> **GIVEN PROBLEM**: Restate the listing that follows word for word, without its pictures.

[Figure collection entries]
....................

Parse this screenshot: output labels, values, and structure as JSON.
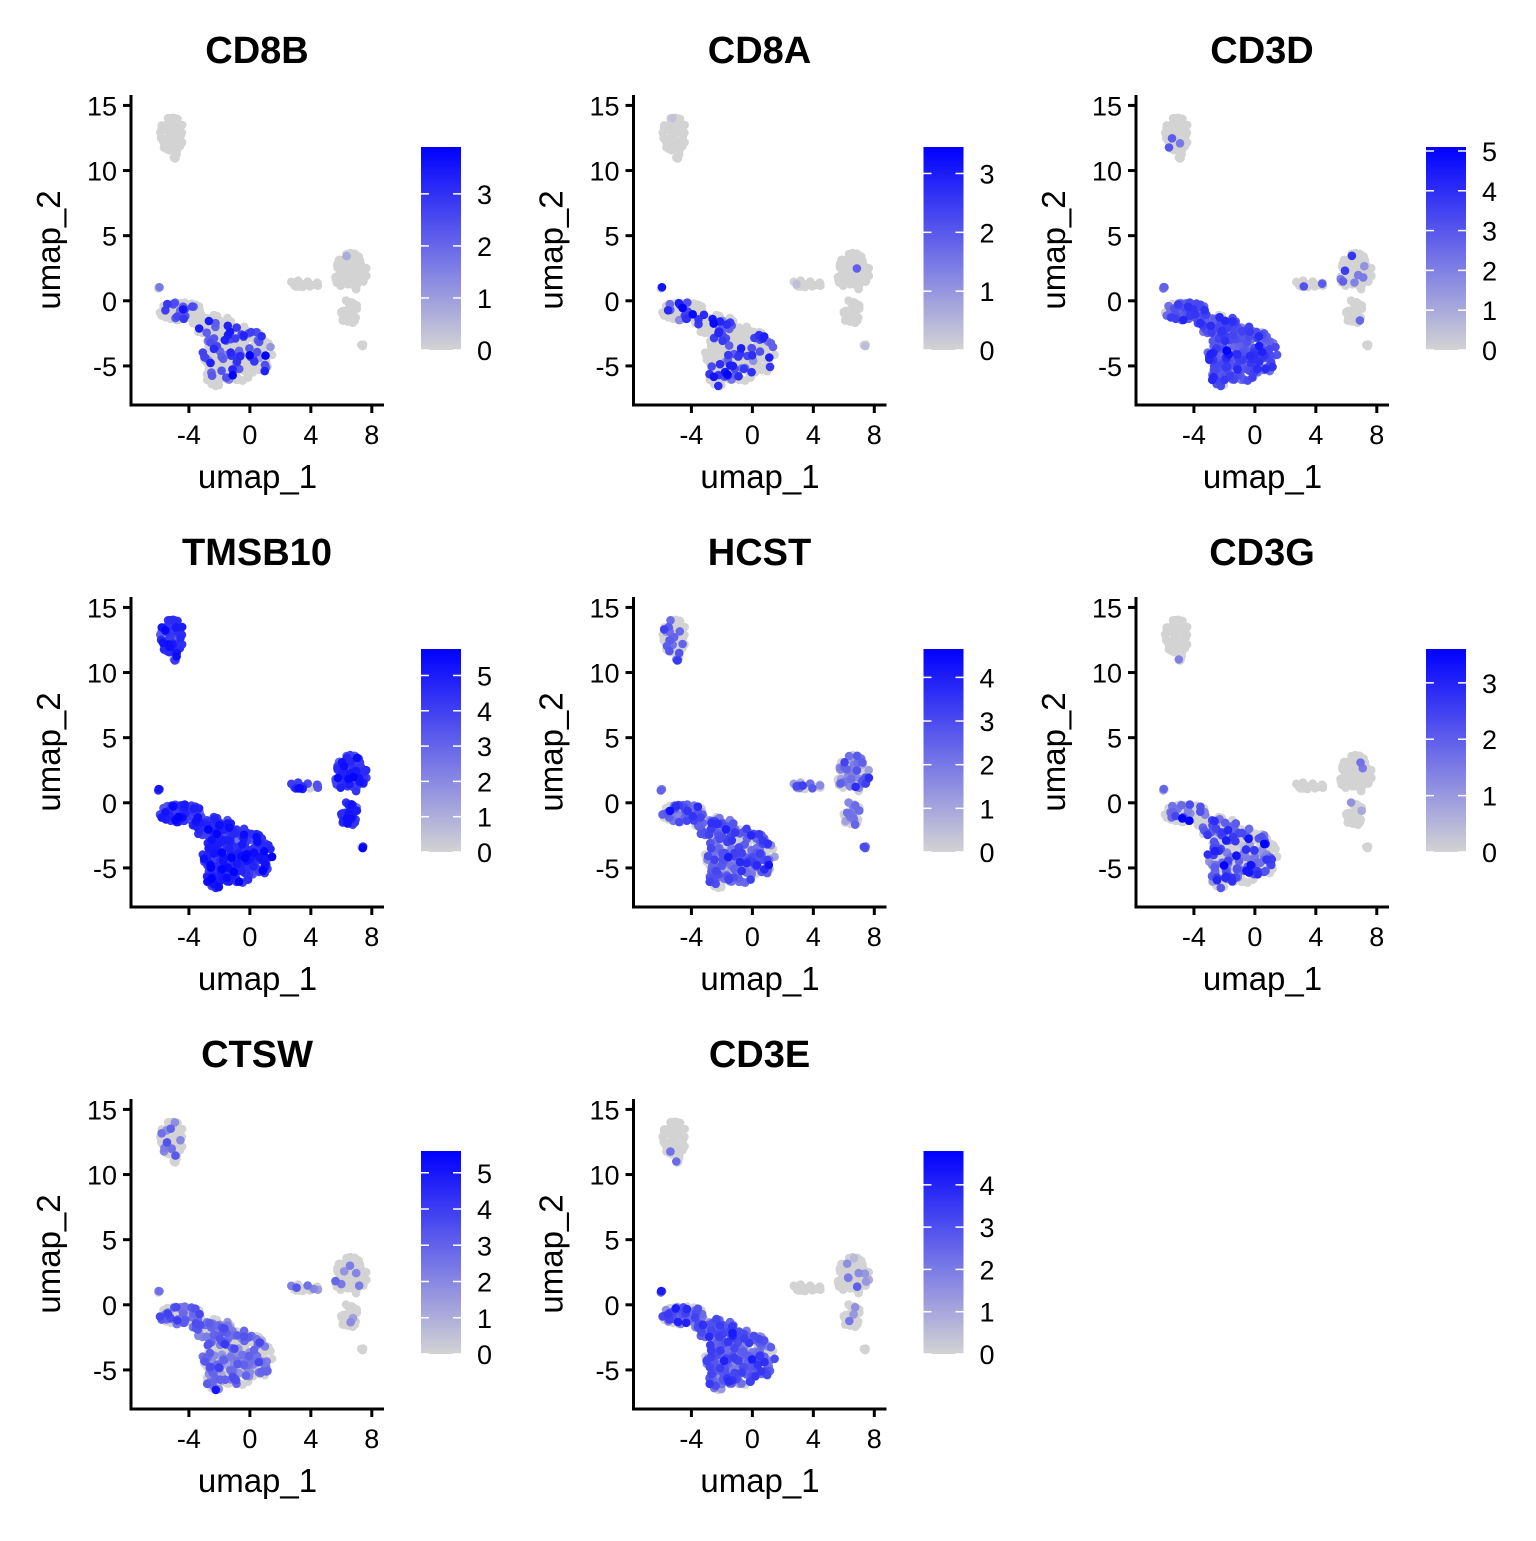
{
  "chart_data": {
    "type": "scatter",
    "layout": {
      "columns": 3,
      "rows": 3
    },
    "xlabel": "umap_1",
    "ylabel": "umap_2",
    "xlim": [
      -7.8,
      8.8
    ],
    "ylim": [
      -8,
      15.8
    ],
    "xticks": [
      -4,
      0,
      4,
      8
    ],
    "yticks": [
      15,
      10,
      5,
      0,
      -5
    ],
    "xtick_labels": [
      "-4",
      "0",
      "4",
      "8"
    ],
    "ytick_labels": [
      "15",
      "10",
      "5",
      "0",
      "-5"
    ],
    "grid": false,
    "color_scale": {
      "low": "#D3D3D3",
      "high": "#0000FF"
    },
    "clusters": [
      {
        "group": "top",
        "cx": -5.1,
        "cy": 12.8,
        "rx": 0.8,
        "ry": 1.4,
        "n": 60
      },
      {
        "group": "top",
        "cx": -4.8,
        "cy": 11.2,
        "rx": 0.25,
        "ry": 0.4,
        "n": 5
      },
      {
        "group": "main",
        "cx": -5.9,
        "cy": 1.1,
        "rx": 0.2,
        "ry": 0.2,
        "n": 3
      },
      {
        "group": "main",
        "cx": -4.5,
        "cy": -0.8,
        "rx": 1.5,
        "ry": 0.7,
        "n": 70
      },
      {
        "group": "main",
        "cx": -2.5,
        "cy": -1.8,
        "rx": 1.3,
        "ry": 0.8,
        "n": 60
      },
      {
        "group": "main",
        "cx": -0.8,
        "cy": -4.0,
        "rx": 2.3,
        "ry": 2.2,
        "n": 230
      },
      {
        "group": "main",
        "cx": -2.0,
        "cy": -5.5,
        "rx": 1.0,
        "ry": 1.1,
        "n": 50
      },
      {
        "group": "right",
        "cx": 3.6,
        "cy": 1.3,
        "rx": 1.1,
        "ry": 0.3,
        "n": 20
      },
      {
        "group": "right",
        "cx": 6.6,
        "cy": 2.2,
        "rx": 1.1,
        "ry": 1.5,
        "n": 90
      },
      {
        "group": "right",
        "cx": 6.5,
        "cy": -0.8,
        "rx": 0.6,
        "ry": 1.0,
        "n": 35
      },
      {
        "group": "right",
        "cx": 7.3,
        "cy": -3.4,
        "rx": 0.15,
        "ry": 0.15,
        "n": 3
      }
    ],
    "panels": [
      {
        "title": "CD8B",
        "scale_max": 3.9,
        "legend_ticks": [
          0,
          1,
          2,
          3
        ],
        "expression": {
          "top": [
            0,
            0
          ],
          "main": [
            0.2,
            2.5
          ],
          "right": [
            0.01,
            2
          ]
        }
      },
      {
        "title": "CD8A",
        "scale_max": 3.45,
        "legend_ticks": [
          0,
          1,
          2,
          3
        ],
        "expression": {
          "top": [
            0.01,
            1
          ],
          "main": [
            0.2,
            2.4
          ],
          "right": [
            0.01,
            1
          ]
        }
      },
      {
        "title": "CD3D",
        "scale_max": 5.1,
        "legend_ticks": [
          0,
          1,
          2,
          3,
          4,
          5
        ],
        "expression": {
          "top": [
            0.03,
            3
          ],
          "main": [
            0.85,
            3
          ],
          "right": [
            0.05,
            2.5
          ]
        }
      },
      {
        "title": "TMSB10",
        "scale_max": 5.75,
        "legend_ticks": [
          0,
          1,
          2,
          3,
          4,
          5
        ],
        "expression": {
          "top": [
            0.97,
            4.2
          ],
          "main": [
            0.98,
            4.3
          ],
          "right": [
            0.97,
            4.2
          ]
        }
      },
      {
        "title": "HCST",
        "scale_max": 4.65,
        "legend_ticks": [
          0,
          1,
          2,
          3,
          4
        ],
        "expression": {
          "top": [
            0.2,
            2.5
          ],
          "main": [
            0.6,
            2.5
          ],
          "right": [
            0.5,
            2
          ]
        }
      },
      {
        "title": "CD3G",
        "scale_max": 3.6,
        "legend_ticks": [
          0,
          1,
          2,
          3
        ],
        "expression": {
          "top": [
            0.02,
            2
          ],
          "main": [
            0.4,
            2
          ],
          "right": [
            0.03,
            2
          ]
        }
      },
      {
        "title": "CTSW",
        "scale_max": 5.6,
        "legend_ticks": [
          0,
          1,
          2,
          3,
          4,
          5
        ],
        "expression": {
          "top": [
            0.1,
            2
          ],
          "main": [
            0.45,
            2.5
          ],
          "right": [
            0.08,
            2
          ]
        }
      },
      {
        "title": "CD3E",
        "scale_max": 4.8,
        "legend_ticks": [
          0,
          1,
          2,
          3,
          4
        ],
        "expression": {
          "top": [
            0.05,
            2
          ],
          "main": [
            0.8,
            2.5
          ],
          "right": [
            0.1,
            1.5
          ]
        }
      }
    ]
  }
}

....................

> **EXERCISE OUTPUT**:
Parse this screenshot: output labels, values, and structure as JSON.
{
  "chart_data": {
    "type": "scatter",
    "layout": {
      "columns": 3,
      "rows": 3
    },
    "xlabel": "umap_1",
    "ylabel": "umap_2",
    "xlim": [
      -7.8,
      8.8
    ],
    "ylim": [
      -8,
      15.8
    ],
    "xticks": [
      -4,
      0,
      4,
      8
    ],
    "yticks": [
      15,
      10,
      5,
      0,
      -5
    ],
    "xtick_labels": [
      "-4",
      "0",
      "4",
      "8"
    ],
    "ytick_labels": [
      "15",
      "10",
      "5",
      "0",
      "-5"
    ],
    "grid": false,
    "color_scale": {
      "low": "#D3D3D3",
      "high": "#0000FF"
    },
    "clusters": [
      {
        "group": "top",
        "cx": -5.1,
        "cy": 12.8,
        "rx": 0.8,
        "ry": 1.4,
        "n": 60
      },
      {
        "group": "top",
        "cx": -4.8,
        "cy": 11.2,
        "rx": 0.25,
        "ry": 0.4,
        "n": 5
      },
      {
        "group": "main",
        "cx": -5.9,
        "cy": 1.1,
        "rx": 0.2,
        "ry": 0.2,
        "n": 3
      },
      {
        "group": "main",
        "cx": -4.5,
        "cy": -0.8,
        "rx": 1.5,
        "ry": 0.7,
        "n": 70
      },
      {
        "group": "main",
        "cx": -2.5,
        "cy": -1.8,
        "rx": 1.3,
        "ry": 0.8,
        "n": 60
      },
      {
        "group": "main",
        "cx": -0.8,
        "cy": -4.0,
        "rx": 2.3,
        "ry": 2.2,
        "n": 230
      },
      {
        "group": "main",
        "cx": -2.0,
        "cy": -5.5,
        "rx": 1.0,
        "ry": 1.1,
        "n": 50
      },
      {
        "group": "right",
        "cx": 3.6,
        "cy": 1.3,
        "rx": 1.1,
        "ry": 0.3,
        "n": 20
      },
      {
        "group": "right",
        "cx": 6.6,
        "cy": 2.2,
        "rx": 1.1,
        "ry": 1.5,
        "n": 90
      },
      {
        "group": "right",
        "cx": 6.5,
        "cy": -0.8,
        "rx": 0.6,
        "ry": 1.0,
        "n": 35
      },
      {
        "group": "right",
        "cx": 7.3,
        "cy": -3.4,
        "rx": 0.15,
        "ry": 0.15,
        "n": 3
      }
    ],
    "panels": [
      {
        "title": "CD8B",
        "scale_max": 3.9,
        "legend_ticks": [
          0,
          1,
          2,
          3
        ],
        "expression": {
          "top": [
            0,
            0
          ],
          "main": [
            0.2,
            2.5
          ],
          "right": [
            0.01,
            2
          ]
        }
      },
      {
        "title": "CD8A",
        "scale_max": 3.45,
        "legend_ticks": [
          0,
          1,
          2,
          3
        ],
        "expression": {
          "top": [
            0.01,
            1
          ],
          "main": [
            0.2,
            2.4
          ],
          "right": [
            0.01,
            1
          ]
        }
      },
      {
        "title": "CD3D",
        "scale_max": 5.1,
        "legend_ticks": [
          0,
          1,
          2,
          3,
          4,
          5
        ],
        "expression": {
          "top": [
            0.03,
            3
          ],
          "main": [
            0.85,
            3
          ],
          "right": [
            0.05,
            2.5
          ]
        }
      },
      {
        "title": "TMSB10",
        "scale_max": 5.75,
        "legend_ticks": [
          0,
          1,
          2,
          3,
          4,
          5
        ],
        "expression": {
          "top": [
            0.97,
            4.2
          ],
          "main": [
            0.98,
            4.3
          ],
          "right": [
            0.97,
            4.2
          ]
        }
      },
      {
        "title": "HCST",
        "scale_max": 4.65,
        "legend_ticks": [
          0,
          1,
          2,
          3,
          4
        ],
        "expression": {
          "top": [
            0.2,
            2.5
          ],
          "main": [
            0.6,
            2.5
          ],
          "right": [
            0.5,
            2
          ]
        }
      },
      {
        "title": "CD3G",
        "scale_max": 3.6,
        "legend_ticks": [
          0,
          1,
          2,
          3
        ],
        "expression": {
          "top": [
            0.02,
            2
          ],
          "main": [
            0.4,
            2
          ],
          "right": [
            0.03,
            2
          ]
        }
      },
      {
        "title": "CTSW",
        "scale_max": 5.6,
        "legend_ticks": [
          0,
          1,
          2,
          3,
          4,
          5
        ],
        "expression": {
          "top": [
            0.1,
            2
          ],
          "main": [
            0.45,
            2.5
          ],
          "right": [
            0.08,
            2
          ]
        }
      },
      {
        "title": "CD3E",
        "scale_max": 4.8,
        "legend_ticks": [
          0,
          1,
          2,
          3,
          4
        ],
        "expression": {
          "top": [
            0.05,
            2
          ],
          "main": [
            0.8,
            2.5
          ],
          "right": [
            0.1,
            1.5
          ]
        }
      }
    ]
  }
}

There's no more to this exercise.